### What you need to do
List each line in which the string "title" appears.

(Stored data)
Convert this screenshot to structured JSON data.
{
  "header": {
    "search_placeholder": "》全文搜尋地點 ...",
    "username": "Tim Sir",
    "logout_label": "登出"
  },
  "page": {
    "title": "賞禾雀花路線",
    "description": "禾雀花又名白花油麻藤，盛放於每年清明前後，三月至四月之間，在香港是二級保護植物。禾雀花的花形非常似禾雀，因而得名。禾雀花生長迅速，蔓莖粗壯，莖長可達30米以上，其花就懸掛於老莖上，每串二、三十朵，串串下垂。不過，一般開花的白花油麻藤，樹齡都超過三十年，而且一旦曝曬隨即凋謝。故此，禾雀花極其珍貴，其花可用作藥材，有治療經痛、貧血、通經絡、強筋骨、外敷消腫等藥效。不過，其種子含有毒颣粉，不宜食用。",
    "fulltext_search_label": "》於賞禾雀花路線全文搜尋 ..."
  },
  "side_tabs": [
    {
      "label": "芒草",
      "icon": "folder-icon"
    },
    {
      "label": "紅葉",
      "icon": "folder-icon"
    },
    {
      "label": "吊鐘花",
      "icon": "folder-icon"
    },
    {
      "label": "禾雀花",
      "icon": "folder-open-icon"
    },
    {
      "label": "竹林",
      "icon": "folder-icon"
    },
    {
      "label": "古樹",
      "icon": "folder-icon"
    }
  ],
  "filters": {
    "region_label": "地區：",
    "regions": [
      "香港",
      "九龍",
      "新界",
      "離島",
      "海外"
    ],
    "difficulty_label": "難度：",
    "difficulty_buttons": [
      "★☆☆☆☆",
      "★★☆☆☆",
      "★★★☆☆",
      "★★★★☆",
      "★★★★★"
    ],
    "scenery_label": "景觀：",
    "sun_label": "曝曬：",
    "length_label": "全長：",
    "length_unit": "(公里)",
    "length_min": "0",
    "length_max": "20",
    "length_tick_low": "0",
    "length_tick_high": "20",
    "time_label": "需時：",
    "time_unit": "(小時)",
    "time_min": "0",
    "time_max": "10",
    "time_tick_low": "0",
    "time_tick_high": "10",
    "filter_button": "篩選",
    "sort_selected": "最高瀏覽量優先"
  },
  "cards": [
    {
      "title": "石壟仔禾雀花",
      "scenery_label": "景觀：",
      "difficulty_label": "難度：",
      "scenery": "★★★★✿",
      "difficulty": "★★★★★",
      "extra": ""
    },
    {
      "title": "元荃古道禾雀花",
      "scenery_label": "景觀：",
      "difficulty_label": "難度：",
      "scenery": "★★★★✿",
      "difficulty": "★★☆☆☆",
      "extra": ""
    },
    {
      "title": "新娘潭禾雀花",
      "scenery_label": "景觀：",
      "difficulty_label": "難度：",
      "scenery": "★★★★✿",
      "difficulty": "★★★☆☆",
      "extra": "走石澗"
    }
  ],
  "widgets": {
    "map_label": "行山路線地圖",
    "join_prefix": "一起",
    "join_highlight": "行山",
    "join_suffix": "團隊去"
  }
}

### Reply to the task
    "title": "賞禾雀花路線",
      "title": "石壟仔禾雀花",
      "title": "元荃古道禾雀花",
      "title": "新娘潭禾雀花",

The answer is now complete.